BEGIN DATA FOR THIS TASK

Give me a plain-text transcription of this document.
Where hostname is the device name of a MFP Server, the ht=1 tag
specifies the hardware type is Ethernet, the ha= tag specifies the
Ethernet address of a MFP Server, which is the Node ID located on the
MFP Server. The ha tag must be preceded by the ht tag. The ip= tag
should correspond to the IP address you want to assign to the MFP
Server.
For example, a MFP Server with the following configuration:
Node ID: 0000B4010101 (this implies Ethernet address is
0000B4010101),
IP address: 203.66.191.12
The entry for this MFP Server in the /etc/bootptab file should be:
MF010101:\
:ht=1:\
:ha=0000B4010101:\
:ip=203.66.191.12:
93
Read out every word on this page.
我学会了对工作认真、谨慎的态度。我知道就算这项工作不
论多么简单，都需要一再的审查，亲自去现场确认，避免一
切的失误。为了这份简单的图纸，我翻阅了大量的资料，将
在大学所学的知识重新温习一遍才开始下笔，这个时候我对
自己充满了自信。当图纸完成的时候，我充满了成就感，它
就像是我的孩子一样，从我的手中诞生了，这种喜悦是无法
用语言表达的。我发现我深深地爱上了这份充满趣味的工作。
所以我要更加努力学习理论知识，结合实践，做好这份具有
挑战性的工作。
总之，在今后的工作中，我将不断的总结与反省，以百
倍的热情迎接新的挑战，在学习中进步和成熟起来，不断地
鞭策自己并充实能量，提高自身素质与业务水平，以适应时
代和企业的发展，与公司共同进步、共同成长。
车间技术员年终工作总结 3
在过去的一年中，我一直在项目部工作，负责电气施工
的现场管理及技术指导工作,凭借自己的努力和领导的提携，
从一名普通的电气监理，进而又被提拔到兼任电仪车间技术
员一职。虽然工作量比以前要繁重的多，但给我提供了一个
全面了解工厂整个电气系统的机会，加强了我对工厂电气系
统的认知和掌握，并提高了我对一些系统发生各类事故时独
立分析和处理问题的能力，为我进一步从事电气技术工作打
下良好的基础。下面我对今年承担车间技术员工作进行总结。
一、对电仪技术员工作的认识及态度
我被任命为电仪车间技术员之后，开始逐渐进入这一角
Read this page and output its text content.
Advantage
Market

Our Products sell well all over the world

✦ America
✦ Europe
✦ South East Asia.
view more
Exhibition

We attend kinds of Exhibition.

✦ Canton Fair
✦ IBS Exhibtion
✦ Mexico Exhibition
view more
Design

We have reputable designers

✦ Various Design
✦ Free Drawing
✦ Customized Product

END DATA FOR THIS TASK

(GOAL OF THE EXERCISE):
Extract all lines containing the word "Read".

(ANSWER TO THE PROBLEM):
Read out every word on this page.
Read this page and output its text content.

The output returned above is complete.